Trecho do documento.
Cartas inventadas para Clarice – diário do morrer

sábado, 16 junho 2012, 12:44 | Tags: | Nenhum comentário
Postado por Fábio Betti 

Pois é, Clarice, o nome soa tétrico e leva à ideia de que se trata do registro dos últimos momentos de um moribundo. Podem até ser meus últimos momentos, não tenho como saber. Mas não se tratam de registros de um moribundo, pelo menos, não por enquanto. Morrer é o verbo que melhor explica o que nos acontece desde que nascemos: morremos um pouco a cada dia. Até que chegue o dia em que não mais morreremos. Espero que esse dia demore a chegar para mim…

Podia também ser o “Diário da Morte”… Na realidade, não podia, porque eu não teria nada para contar sobre a morte, na medida em que não a vivi e, se a vivesse, creio que não teria como falar sobre ela aqui. Mas sobre o morrer, vivo-o todos os dias, a cada instante, como uma espécie de outra natureza do viver, viver e morrer caminhando lado a lado. Osho disse que Buda só dava valor a verbos. Nunca li isso de Buda, mas li e ouvi algo semelhante de Maturana, para quem as coisas não são em si. A mesa só é mesa no ato de “mesear”. Se subirmos em cima dela para trocar uma lâmpada, ela deixa de ser mesa para se tornar uma escada, e aí ela já não está mais “meseando”, mas “escadeando”. Por isso, Clarice, nada é em si. A morte não é em si. Só existe mesmo o morrer. E é sobre ele que decidi escrever, o morrer nosso de cada dia – melhor, o meu morrer de cada dia, pois não vejo como falar do que o outro vive senão criando uma farsa ou assumindo que escrevo sobre mim utilizando o outro como pretexto. Vamos nos poupar de pretextos e subterfúgios. Afinal, estamos morrendo. A vida urge. A areia cai sem trégua na ampulheta.

[Entradas de dados salvas]

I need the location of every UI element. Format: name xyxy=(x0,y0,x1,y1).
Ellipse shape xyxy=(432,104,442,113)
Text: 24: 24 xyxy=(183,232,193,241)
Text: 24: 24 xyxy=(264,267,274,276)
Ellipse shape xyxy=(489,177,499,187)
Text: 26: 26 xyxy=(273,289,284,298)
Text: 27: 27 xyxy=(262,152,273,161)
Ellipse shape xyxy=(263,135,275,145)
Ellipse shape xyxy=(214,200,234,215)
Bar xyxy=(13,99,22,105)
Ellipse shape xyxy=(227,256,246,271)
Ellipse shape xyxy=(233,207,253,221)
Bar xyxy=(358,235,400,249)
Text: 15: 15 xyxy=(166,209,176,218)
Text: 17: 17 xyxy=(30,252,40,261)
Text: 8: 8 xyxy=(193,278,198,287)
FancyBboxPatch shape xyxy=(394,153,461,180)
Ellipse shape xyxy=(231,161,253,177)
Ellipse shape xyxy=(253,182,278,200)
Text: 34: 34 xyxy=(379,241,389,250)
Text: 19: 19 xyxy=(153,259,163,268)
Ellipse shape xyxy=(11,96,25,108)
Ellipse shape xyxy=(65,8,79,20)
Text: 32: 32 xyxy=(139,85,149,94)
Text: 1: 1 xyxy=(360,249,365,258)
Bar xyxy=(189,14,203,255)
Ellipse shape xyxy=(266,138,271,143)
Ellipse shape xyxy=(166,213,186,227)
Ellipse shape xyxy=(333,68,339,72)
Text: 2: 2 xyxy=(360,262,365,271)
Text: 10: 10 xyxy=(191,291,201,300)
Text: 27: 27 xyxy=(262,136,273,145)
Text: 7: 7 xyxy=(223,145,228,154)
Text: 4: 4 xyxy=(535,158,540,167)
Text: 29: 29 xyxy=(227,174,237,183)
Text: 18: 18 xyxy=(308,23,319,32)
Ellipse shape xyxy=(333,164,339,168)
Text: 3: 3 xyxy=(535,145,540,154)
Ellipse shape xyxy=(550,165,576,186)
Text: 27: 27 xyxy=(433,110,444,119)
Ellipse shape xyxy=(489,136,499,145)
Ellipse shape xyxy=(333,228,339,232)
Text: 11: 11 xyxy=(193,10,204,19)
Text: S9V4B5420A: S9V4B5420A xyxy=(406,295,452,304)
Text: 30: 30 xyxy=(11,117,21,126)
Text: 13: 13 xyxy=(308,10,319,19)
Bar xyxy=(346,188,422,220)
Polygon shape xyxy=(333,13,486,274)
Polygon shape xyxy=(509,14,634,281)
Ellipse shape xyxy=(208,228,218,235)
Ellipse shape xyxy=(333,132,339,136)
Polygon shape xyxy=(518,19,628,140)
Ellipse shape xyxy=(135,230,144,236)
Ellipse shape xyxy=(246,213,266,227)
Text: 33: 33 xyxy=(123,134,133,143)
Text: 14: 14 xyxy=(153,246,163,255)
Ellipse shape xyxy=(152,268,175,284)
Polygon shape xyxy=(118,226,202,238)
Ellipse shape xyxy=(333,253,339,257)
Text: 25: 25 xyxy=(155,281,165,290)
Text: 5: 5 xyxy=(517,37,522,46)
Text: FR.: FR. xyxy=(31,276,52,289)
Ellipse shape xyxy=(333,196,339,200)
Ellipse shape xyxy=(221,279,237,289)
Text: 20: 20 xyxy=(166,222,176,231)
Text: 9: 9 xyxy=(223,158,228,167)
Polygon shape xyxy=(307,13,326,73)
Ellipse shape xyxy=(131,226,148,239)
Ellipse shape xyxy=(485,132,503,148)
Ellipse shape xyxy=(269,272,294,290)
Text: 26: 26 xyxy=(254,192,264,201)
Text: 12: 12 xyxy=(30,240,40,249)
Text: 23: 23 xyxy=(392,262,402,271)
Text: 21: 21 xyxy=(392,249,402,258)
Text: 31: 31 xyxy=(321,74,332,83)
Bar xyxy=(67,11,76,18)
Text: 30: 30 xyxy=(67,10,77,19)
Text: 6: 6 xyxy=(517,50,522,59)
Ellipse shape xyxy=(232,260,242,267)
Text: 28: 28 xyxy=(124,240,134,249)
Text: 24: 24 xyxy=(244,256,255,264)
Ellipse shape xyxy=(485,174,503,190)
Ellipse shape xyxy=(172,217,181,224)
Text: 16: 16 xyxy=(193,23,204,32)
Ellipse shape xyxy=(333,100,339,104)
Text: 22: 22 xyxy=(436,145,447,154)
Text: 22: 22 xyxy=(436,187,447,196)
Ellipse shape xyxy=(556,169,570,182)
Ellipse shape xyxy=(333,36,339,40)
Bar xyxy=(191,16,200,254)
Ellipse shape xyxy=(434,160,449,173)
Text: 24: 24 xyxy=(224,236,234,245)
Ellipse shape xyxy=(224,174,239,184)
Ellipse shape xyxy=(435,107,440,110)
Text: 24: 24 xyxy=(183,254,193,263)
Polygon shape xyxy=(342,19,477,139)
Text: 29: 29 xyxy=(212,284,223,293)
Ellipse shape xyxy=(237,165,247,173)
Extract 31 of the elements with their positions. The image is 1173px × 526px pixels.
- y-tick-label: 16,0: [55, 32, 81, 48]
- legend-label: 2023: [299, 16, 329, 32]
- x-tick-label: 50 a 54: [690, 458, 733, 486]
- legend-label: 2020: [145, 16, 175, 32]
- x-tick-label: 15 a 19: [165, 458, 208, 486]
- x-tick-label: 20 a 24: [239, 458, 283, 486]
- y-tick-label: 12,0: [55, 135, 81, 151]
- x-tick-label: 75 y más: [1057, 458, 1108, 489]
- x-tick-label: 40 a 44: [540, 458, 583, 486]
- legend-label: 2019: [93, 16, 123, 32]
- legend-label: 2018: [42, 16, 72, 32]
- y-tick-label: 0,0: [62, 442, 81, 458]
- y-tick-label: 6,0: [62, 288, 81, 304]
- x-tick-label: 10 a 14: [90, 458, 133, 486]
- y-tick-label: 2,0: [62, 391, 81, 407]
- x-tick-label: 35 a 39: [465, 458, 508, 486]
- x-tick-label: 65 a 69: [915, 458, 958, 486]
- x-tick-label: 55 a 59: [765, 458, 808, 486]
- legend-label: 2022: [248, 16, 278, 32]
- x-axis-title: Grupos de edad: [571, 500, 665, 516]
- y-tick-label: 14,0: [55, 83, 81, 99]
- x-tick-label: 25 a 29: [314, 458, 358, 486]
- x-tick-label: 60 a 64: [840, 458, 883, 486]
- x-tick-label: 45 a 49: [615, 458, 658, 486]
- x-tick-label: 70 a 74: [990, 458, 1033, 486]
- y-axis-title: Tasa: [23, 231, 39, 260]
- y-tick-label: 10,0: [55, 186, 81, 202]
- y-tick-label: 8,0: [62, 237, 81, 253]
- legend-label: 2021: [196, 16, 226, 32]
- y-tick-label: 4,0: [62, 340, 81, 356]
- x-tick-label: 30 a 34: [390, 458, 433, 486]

Tarefas do exercício.
1. Liste todas as pessoas mencionadas pelo nome nos dois parágrafos da carta sobre o morrer.
2. Por favor, prolongue a carta sobre o morrer a partir da última frase apresentada.
As linhas não são necessárias para este exercício.

Respostas por item.
1. Clarice, Osho, Buda, Maturana

2.
Você bem sabe, Clarice, que, como tudo em minha vida, uma ideia não vem de um lugar só. A ideia deste diário veio de uma necessidade antiga de organizar o que vivo diariamente em uma retrospectiva – todo curso, todo processo de autoconhecimento em que me embrenho fala disso, o que me leva a concluir que faz sentido. Cheguei até a comprar um belo caderno e iniciar um diário, mas tenho uma preguiça enorme com a escrita, enquanto o teclado parece uma segunda pele. E o outro ninho da ideia foi um exame de sangue que fiz como parte de um tratamento para emagrecer. A ferritina – ferro para os íntimos – apresentou um resultado maior que o dobro do considerado normal.

Antes do retorno ao médico, resolvi consultar o Dr. Google…
“Um adulto saudável tem de 40 a 160 microgramas de ferro no sangue, que é o nível recomendado. Índices acima disso são um sinal de problema. Entretanto, há quem acumule o mineral em quantidade superior à necessária. É o caso dos portadores de hemocromatose – alteração genética que faz com que o organismo absorva o ferro em quantidades maiores ou não faça sua eliminação adequada…”

Hemocromatose é de foder! Não tinha nome mais feio, não?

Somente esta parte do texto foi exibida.